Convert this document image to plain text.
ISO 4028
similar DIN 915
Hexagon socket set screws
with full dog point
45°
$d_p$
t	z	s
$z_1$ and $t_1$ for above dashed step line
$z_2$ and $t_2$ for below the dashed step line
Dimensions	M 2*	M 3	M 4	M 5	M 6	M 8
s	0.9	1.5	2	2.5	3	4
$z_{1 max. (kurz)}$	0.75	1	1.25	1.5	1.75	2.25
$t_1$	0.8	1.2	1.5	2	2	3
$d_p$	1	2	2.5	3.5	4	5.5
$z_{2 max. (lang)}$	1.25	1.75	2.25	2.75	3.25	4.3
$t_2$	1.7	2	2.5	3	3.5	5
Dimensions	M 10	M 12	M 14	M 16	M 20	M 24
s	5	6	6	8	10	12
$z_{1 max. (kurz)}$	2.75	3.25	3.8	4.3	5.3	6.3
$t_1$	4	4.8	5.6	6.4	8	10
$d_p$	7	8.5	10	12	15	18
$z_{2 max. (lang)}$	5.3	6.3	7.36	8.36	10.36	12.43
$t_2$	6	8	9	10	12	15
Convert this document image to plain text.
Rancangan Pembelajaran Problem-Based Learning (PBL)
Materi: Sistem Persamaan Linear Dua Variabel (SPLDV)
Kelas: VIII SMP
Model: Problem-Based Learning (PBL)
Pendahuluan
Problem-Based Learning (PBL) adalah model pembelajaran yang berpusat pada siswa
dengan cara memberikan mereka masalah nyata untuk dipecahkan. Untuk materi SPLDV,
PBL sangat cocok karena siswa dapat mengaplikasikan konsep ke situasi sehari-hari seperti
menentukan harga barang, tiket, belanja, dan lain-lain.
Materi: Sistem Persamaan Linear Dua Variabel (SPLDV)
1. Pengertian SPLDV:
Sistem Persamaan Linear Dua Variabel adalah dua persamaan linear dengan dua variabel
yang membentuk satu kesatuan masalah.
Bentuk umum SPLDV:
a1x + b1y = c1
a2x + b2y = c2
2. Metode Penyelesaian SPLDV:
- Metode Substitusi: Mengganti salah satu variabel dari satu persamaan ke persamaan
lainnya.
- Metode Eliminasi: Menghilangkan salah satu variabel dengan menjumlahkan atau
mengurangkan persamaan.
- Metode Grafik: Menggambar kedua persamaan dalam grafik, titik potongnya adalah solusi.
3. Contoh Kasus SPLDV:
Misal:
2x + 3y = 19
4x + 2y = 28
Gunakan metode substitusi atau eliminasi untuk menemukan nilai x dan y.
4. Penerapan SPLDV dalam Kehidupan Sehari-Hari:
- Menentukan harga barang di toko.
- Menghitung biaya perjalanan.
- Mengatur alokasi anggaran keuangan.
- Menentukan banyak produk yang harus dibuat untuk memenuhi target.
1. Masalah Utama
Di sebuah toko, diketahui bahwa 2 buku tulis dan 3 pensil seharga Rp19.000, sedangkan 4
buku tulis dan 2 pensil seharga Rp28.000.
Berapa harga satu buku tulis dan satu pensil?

▸ **What you are asked to do**
Repeat the material above in full, keeping every word.

▸ **Task response**
Convert this document image to plain text.
ISO 4028
similar DIN 915
Hexagon socket set screws
with full dog point
45°
$d_p$
t	z	s
$z_1$ and $t_1$ for above dashed step line
$z_2$ and $t_2$ for below the dashed step line
Dimensions	M 2*	M 3	M 4	M 5	M 6	M 8
s	0.9	1.5	2	2.5	3	4
$z_{1 max. (kurz)}$	0.75	1	1.25	1.5	1.75	2.25
$t_1$	0.8	1.2	1.5	2	2	3
$d_p$	1	2	2.5	3.5	4	5.5
$z_{2 max. (lang)}$	1.25	1.75	2.25	2.75	3.25	4.3
$t_2$	1.7	2	2.5	3	3.5	5
Dimensions	M 10	M 12	M 14	M 16	M 20	M 24
s	5	6	6	8	10	12
$z_{1 max. (kurz)}$	2.75	3.25	3.8	4.3	5.3	6.3
$t_1$	4	4.8	5.6	6.4	8	10
$d_p$	7	8.5	10	12	15	18
$z_{2 max. (lang)}$	5.3	6.3	7.36	8.36	10.36	12.43
$t_2$	6	8	9	10	12	15
Convert this document image to plain text.
Rancangan Pembelajaran Problem-Based Learning (PBL)
Materi: Sistem Persamaan Linear Dua Variabel (SPLDV)
Kelas: VIII SMP
Model: Problem-Based Learning (PBL)
Pendahuluan
Problem-Based Learning (PBL) adalah model pembelajaran yang berpusat pada siswa
dengan cara memberikan mereka masalah nyata untuk dipecahkan. Untuk materi SPLDV,
PBL sangat cocok karena siswa dapat mengaplikasikan konsep ke situasi sehari-hari seperti
menentukan harga barang, tiket, belanja, dan lain-lain.
Materi: Sistem Persamaan Linear Dua Variabel (SPLDV)
1. Pengertian SPLDV:
Sistem Persamaan Linear Dua Variabel adalah dua persamaan linear dengan dua variabel
yang membentuk satu kesatuan masalah.
Bentuk umum SPLDV:
a1x + b1y = c1
a2x + b2y = c2
2. Metode Penyelesaian SPLDV:
- Metode Substitusi: Mengganti salah satu variabel dari satu persamaan ke persamaan
lainnya.
- Metode Eliminasi: Menghilangkan salah satu variabel dengan menjumlahkan atau
mengurangkan persamaan.
- Metode Grafik: Menggambar kedua persamaan dalam grafik, titik potongnya adalah solusi.
3. Contoh Kasus SPLDV:
Misal:
2x + 3y = 19
4x + 2y = 28
Gunakan metode substitusi atau eliminasi untuk menemukan nilai x dan y.
4. Penerapan SPLDV dalam Kehidupan Sehari-Hari:
- Menentukan harga barang di toko.
- Menghitung biaya perjalanan.
- Mengatur alokasi anggaran keuangan.
- Menentukan banyak produk yang harus dibuat untuk memenuhi target.
1. Masalah Utama
Di sebuah toko, diketahui bahwa 2 buku tulis dan 3 pensil seharga Rp19.000, sedangkan 4
buku tulis dan 2 pensil seharga Rp28.000.
Berapa harga satu buku tulis dan satu pensil?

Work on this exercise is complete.